Stored items
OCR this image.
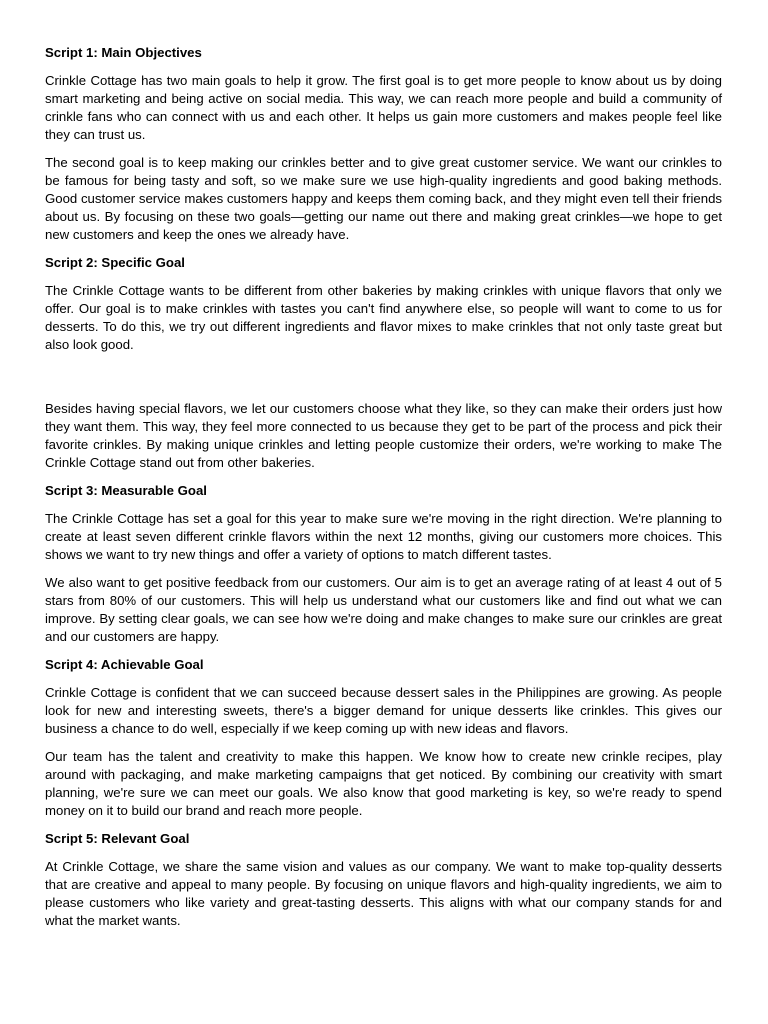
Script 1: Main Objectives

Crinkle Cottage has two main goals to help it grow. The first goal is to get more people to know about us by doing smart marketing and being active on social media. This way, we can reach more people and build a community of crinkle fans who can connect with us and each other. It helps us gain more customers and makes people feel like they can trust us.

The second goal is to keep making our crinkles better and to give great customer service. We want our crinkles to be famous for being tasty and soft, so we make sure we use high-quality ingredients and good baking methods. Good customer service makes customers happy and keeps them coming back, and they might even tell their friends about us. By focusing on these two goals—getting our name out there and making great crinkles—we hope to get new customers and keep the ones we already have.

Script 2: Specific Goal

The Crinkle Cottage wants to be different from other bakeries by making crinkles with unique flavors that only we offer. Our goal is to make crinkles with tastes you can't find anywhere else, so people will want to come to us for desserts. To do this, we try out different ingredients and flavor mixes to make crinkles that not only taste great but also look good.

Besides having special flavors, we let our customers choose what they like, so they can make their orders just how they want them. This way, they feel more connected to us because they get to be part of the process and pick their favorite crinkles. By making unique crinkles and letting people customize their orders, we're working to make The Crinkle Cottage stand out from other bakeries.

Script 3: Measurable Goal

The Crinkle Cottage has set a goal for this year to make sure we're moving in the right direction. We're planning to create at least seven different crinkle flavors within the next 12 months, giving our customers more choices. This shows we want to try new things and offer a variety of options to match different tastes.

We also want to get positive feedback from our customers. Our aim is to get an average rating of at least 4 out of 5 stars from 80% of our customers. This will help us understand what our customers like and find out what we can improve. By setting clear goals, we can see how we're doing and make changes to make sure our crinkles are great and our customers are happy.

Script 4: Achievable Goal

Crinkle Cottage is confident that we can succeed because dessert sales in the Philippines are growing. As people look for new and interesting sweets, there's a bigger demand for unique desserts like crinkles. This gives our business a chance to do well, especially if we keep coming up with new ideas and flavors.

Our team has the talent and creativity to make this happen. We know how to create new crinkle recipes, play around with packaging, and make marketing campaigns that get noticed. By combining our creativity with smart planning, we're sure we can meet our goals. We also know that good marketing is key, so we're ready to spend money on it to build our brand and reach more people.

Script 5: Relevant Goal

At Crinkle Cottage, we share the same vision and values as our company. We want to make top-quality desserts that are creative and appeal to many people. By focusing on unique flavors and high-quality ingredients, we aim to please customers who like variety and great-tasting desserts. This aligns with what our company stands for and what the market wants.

==

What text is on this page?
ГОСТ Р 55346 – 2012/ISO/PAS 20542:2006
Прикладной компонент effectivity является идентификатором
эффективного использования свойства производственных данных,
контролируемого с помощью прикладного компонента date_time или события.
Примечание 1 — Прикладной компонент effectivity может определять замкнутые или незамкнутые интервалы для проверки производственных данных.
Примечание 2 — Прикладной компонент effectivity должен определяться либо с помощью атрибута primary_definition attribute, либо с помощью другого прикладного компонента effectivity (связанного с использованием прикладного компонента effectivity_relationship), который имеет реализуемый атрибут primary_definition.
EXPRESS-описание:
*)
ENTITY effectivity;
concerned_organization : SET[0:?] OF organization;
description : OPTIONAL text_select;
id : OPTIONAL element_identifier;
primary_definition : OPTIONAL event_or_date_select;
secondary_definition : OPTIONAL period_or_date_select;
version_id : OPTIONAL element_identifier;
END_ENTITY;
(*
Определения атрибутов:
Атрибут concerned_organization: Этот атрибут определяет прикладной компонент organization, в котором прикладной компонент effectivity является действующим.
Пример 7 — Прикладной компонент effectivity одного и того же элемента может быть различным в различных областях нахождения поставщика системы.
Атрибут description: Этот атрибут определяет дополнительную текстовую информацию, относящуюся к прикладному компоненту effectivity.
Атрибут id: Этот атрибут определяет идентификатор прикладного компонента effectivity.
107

==

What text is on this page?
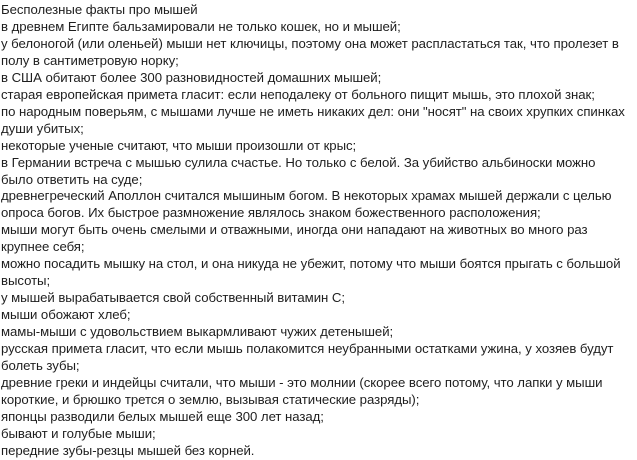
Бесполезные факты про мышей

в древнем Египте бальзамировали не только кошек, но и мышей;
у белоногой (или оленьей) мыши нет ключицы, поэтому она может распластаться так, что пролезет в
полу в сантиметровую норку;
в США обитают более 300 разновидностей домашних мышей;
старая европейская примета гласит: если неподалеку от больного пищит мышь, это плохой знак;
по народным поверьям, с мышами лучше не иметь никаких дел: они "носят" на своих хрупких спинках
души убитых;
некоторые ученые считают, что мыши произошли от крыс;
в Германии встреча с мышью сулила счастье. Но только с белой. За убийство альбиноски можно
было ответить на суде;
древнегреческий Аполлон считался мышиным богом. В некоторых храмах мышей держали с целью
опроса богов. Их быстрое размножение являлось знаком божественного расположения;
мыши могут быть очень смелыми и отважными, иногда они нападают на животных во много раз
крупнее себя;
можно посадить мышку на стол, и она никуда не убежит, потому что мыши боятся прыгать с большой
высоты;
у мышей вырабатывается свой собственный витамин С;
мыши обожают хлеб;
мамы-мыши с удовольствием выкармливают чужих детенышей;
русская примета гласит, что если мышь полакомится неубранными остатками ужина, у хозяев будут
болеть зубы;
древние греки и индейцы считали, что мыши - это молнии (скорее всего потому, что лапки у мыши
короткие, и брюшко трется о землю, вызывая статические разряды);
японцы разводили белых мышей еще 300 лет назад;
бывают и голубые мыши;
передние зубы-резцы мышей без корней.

- [EXERCISE TASK]
Identify each line holding the string "tastes", and copy it out.

- [RESULT OF THE EXERCISE]
The Crinkle Cottage wants to be different from other bakeries by making crinkles with unique flavors that only we offer. Our goal is to make crinkles with tastes you can't find anywhere else, so people will want to come to us for desserts. To do this, we try out different ingredients and flavor mixes to make crinkles that not only taste great but also look good.
The Crinkle Cottage has set a goal for this year to make sure we're moving in the right direction. We're planning to create at least seven different crinkle flavors within the next 12 months, giving our customers more choices. This shows we want to try new things and offer a variety of options to match different tastes.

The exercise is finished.